# Start of RECORDS
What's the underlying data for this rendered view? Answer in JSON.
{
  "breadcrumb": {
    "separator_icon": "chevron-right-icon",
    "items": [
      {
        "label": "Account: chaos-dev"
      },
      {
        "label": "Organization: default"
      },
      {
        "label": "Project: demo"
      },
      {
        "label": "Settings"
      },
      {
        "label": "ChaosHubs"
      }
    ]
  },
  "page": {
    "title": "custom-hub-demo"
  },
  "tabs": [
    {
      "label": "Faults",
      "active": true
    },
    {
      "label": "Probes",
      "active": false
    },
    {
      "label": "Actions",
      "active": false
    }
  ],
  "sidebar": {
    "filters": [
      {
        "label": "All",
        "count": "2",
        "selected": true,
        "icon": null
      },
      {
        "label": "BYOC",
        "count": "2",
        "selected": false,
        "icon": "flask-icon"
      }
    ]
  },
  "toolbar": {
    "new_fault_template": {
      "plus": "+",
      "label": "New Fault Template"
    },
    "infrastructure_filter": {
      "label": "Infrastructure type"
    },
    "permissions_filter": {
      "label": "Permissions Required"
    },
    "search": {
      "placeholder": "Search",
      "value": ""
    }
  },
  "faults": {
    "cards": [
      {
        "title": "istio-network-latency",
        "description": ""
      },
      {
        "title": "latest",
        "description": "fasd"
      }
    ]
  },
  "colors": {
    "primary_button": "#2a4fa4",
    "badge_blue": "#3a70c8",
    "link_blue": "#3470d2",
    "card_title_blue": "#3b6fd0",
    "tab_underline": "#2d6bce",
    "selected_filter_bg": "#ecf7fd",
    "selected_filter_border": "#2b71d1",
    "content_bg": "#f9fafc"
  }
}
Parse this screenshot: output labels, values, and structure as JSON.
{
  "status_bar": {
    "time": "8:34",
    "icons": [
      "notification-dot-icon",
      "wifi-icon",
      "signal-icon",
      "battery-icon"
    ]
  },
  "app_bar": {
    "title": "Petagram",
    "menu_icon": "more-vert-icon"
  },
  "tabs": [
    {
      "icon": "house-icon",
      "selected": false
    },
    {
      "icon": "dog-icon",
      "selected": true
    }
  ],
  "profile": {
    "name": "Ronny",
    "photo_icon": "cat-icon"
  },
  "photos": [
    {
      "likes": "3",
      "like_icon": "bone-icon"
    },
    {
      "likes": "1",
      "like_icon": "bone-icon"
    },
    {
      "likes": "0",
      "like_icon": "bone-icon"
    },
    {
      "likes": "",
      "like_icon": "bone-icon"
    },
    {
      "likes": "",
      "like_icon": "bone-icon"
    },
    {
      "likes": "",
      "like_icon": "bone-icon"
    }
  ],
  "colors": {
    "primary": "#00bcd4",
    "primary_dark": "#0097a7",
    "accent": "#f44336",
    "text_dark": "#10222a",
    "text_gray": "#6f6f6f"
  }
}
# End of RECORDS
Copy out every entry again, exactly as it was given.

| RESULT |
What's the underlying data for this rendered view? Answer in JSON.
{
  "breadcrumb": {
    "separator_icon": "chevron-right-icon",
    "items": [
      {
        "label": "Account: chaos-dev"
      },
      {
        "label": "Organization: default"
      },
      {
        "label": "Project: demo"
      },
      {
        "label": "Settings"
      },
      {
        "label": "ChaosHubs"
      }
    ]
  },
  "page": {
    "title": "custom-hub-demo"
  },
  "tabs": [
    {
      "label": "Faults",
      "active": true
    },
    {
      "label": "Probes",
      "active": false
    },
    {
      "label": "Actions",
      "active": false
    }
  ],
  "sidebar": {
    "filters": [
      {
        "label": "All",
        "count": "2",
        "selected": true,
        "icon": null
      },
      {
        "label": "BYOC",
        "count": "2",
        "selected": false,
        "icon": "flask-icon"
      }
    ]
  },
  "toolbar": {
    "new_fault_template": {
      "plus": "+",
      "label": "New Fault Template"
    },
    "infrastructure_filter": {
      "label": "Infrastructure type"
    },
    "permissions_filter": {
      "label": "Permissions Required"
    },
    "search": {
      "placeholder": "Search",
      "value": ""
    }
  },
  "faults": {
    "cards": [
      {
        "title": "istio-network-latency",
        "description": ""
      },
      {
        "title": "latest",
        "description": "fasd"
      }
    ]
  },
  "colors": {
    "primary_button": "#2a4fa4",
    "badge_blue": "#3a70c8",
    "link_blue": "#3470d2",
    "card_title_blue": "#3b6fd0",
    "tab_underline": "#2d6bce",
    "selected_filter_bg": "#ecf7fd",
    "selected_filter_border": "#2b71d1",
    "content_bg": "#f9fafc"
  }
}
Parse this screenshot: output labels, values, and structure as JSON.
{
  "status_bar": {
    "time": "8:34",
    "icons": [
      "notification-dot-icon",
      "wifi-icon",
      "signal-icon",
      "battery-icon"
    ]
  },
  "app_bar": {
    "title": "Petagram",
    "menu_icon": "more-vert-icon"
  },
  "tabs": [
    {
      "icon": "house-icon",
      "selected": false
    },
    {
      "icon": "dog-icon",
      "selected": true
    }
  ],
  "profile": {
    "name": "Ronny",
    "photo_icon": "cat-icon"
  },
  "photos": [
    {
      "likes": "3",
      "like_icon": "bone-icon"
    },
    {
      "likes": "1",
      "like_icon": "bone-icon"
    },
    {
      "likes": "0",
      "like_icon": "bone-icon"
    },
    {
      "likes": "",
      "like_icon": "bone-icon"
    },
    {
      "likes": "",
      "like_icon": "bone-icon"
    },
    {
      "likes": "",
      "like_icon": "bone-icon"
    }
  ],
  "colors": {
    "primary": "#00bcd4",
    "primary_dark": "#0097a7",
    "accent": "#f44336",
    "text_dark": "#10222a",
    "text_gray": "#6f6f6f"
  }
}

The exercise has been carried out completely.